▶ Source text
South Ossetia was viewed as a part of Georgian territory. Such a policy provoked rightful indignation and protest among the Ossetian population. 

In the 19th century the territory where the Ossetians lived geographically was divided in official documents into South and North Ossetia. However, these names specified not administrative entities, but regions for settling two parts of a single Ossetian people. 

 

Georgian governors considered the territory of the South Ossetians as an internal province of their state. However in 1791, recognising the reality of the situation,Tsar Irakly II had to admit that they couldn’t impose taxes on the inhabitants of South Ossetia, because they considered themselves free. Being unable to control the Ossetians, Georgian Tsars gave their land to their principals in possession. 

 

At the beginning of the 18th century the united forces of the Georgian principals went through South Ossetia with fire and sword, destroying many villages, 80 military towers and taking many civilians as prisoners.

▶ Task list
• 1. Summarize the passage on South Ossetia in two sentences.
• 2. Reproduce word for word the part of the passage on South Ossetia that begins at the words "At the beginning" and ends after the words "civilians as prisoners.".

▶ Given data

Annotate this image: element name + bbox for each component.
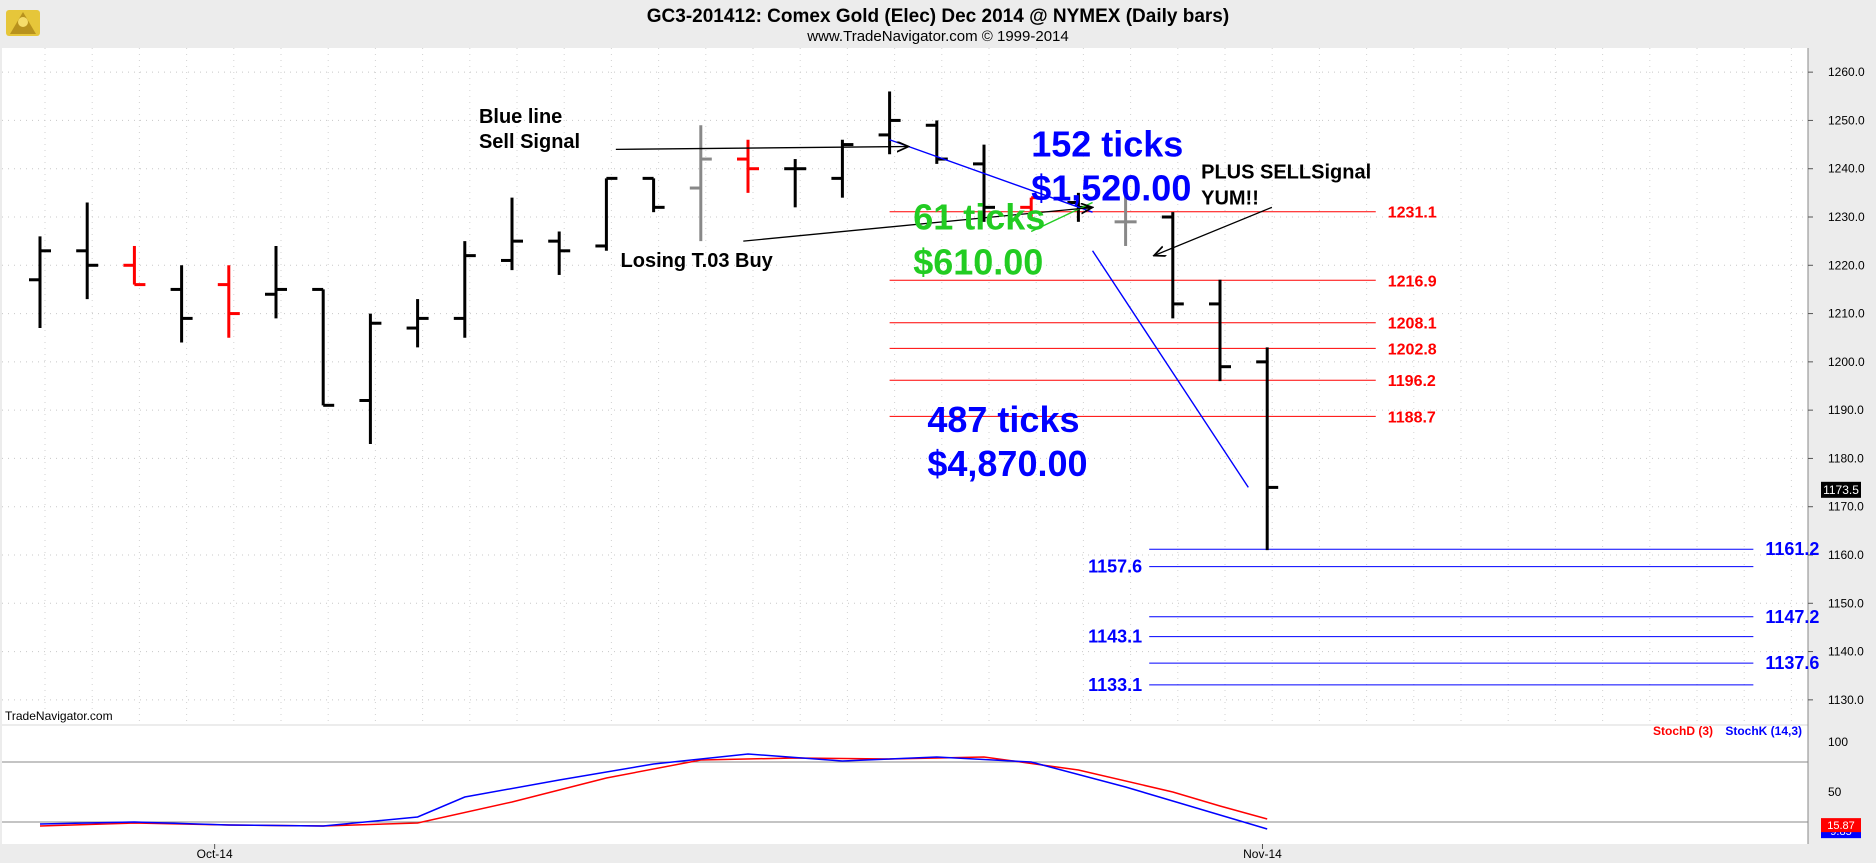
annotation-text: 61 ticks bbox=[913, 197, 1045, 238]
stoch-series-line bbox=[39, 753, 1268, 830]
x-tick-label: Oct-14 bbox=[197, 847, 233, 861]
annotation-text: 487 ticks bbox=[927, 399, 1079, 440]
ohlc-bar bbox=[642, 176, 665, 213]
y-tick-label: 1250.0 bbox=[1828, 113, 1865, 127]
ohlc-bar bbox=[217, 265, 240, 338]
level-label: 1216.9 bbox=[1388, 273, 1437, 290]
ohlc-bar bbox=[1114, 188, 1137, 246]
level-label: 1147.2 bbox=[1765, 607, 1819, 627]
y-tick-label: 1170.0 bbox=[1828, 500, 1864, 514]
stoch-tick-label: 50 bbox=[1828, 785, 1842, 799]
blue-trend-line-1 bbox=[889, 139, 1093, 213]
stoch-tick-label: 100 bbox=[1828, 735, 1848, 749]
stochD-value-tag bbox=[1821, 818, 1861, 833]
blue-trend-line-2 bbox=[1091, 250, 1249, 488]
ohlc-bar bbox=[1256, 347, 1279, 551]
ohlc-bar bbox=[784, 159, 807, 208]
y-tick-label: 1210.0 bbox=[1828, 307, 1865, 321]
y-tick-label: 1260.0 bbox=[1828, 65, 1865, 79]
y-tick-label: 1240.0 bbox=[1828, 162, 1865, 176]
stochastic-legend: StochD (3) StochK (14,3) bbox=[1653, 724, 1802, 738]
level-label: 1202.8 bbox=[1388, 341, 1437, 358]
date-axis: Oct-14 Nov-14 bbox=[197, 844, 1282, 861]
ohlc-bar bbox=[359, 313, 382, 444]
ohlc-bar bbox=[265, 245, 287, 319]
annotation-text: Sell Signal bbox=[479, 131, 580, 153]
last-price-label: 1173.5 bbox=[1823, 483, 1859, 497]
grid bbox=[2, 48, 1808, 724]
chart-title: GC3-201412: Comex Gold (Elec) Dec 2014 @… bbox=[647, 6, 1229, 27]
chart-subtitle: www.TradeNavigator.com © 1999-2014 bbox=[806, 28, 1068, 45]
ohlc-bar bbox=[406, 299, 429, 348]
annotation-text: $4,870.00 bbox=[927, 443, 1087, 484]
arrow-losing-buy bbox=[743, 207, 1092, 242]
level-label: 1196.2 bbox=[1388, 373, 1436, 390]
annotation-text: Blue line bbox=[479, 106, 562, 128]
ohlc-bar bbox=[689, 125, 712, 242]
level-label: 1143.1 bbox=[1088, 627, 1142, 647]
watermark: TradeNavigator.com bbox=[5, 709, 113, 723]
y-tick-label: 1200.0 bbox=[1828, 355, 1865, 369]
x-tick-label: Nov-14 bbox=[1243, 847, 1282, 861]
stochD-value-label: 15.87 bbox=[1827, 820, 1855, 832]
ohlc-bar bbox=[1209, 279, 1231, 382]
annotation-text: $610.00 bbox=[913, 241, 1043, 282]
level-label: 1208.1 bbox=[1388, 316, 1437, 333]
ohlc-bar bbox=[595, 176, 618, 251]
trend-lines bbox=[615, 139, 1273, 488]
ohlc-bar bbox=[1161, 212, 1184, 319]
ohlc-bar bbox=[123, 245, 146, 287]
level-label: 1161.2 bbox=[1765, 539, 1819, 559]
price-panel bbox=[2, 48, 1808, 724]
arrow-sell-signal bbox=[615, 147, 909, 150]
ohlc-bar bbox=[831, 139, 854, 198]
y-tick-label: 1230.0 bbox=[1828, 210, 1865, 224]
level-label: 1157.6 bbox=[1088, 557, 1142, 577]
ohlc-bar bbox=[312, 287, 335, 407]
levels: 1231.1 1216.9 1208.1 1202.8 1196.2 1188.7 1161… bbox=[889, 205, 1819, 695]
ohlc-bar bbox=[76, 202, 99, 300]
last-price-tag bbox=[1821, 481, 1861, 498]
ohlc-bar bbox=[548, 231, 571, 275]
annotation-text: Losing T.03 Buy bbox=[621, 250, 774, 272]
stochastic-panel bbox=[2, 726, 1808, 844]
y-tick-label: 1140.0 bbox=[1828, 645, 1864, 659]
y-tick-label: 1150.0 bbox=[1828, 596, 1864, 610]
ohlc-bar bbox=[170, 265, 193, 343]
level-label: 1188.7 bbox=[1388, 409, 1436, 426]
legend-stochD: StochD (3) bbox=[1653, 724, 1713, 738]
level-label: 1133.1 bbox=[1088, 675, 1142, 695]
y-tick-label: 1190.0 bbox=[1828, 403, 1864, 417]
price-axis: 1260.0 1250.0 1240.0 1230.0 1220.0 1210.0 1200… bbox=[1808, 65, 1865, 707]
level-label: 1231.1 bbox=[1388, 205, 1437, 222]
level-label: 1137.6 bbox=[1765, 653, 1819, 673]
ohlc-bar bbox=[973, 144, 995, 222]
arrow-plus-sell bbox=[1154, 206, 1273, 255]
y-tick-label: 1160.0 bbox=[1828, 548, 1864, 562]
ohlc-bar bbox=[29, 236, 51, 329]
ohlc-bar bbox=[878, 91, 901, 155]
ohlc-bar bbox=[501, 197, 523, 271]
annotation-text: $1,520.00 bbox=[1031, 168, 1191, 209]
y-tick-label: 1130.0 bbox=[1828, 693, 1864, 707]
legend-stochK: StochK (14,3) bbox=[1725, 724, 1802, 738]
annotation-text: 152 ticks bbox=[1031, 124, 1183, 165]
y-tick-label: 1180.0 bbox=[1828, 451, 1864, 465]
y-tick-label: 1220.0 bbox=[1828, 258, 1865, 272]
annotation-text: YUM!! bbox=[1201, 187, 1259, 209]
annotations: Blue line Sell Signal Losing T.03 Buy 152 t… bbox=[479, 106, 1371, 484]
ohlc-bar bbox=[453, 241, 476, 338]
app-logo bbox=[6, 10, 40, 36]
annotation-text: PLUS SELLSignal bbox=[1201, 161, 1371, 183]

▶ Answers for the tasks
• 1. South Ossetia was treated as Georgian territory, which angered the Ossetian population, and 19th-century official documents divided the Ossetians' lands into South and North Ossetia as settlement regions of a single people rather than as administrative entities. Georgian governors regarded South Ossetia as an internal province, but in 1791 Tsar Irakly II admitted they couldn't tax its inhabitants, and at the beginning of the 18th century the united forces of the Georgian principals ravaged the region, destroying many villages and 80 military towers and taking many civilians prisoner.

• 2.
At the beginning of the 18th century the united forces of the Georgian principals went through South Ossetia with fire and sword, destroying many villages, 80 military towers and taking many civilians as prisoners.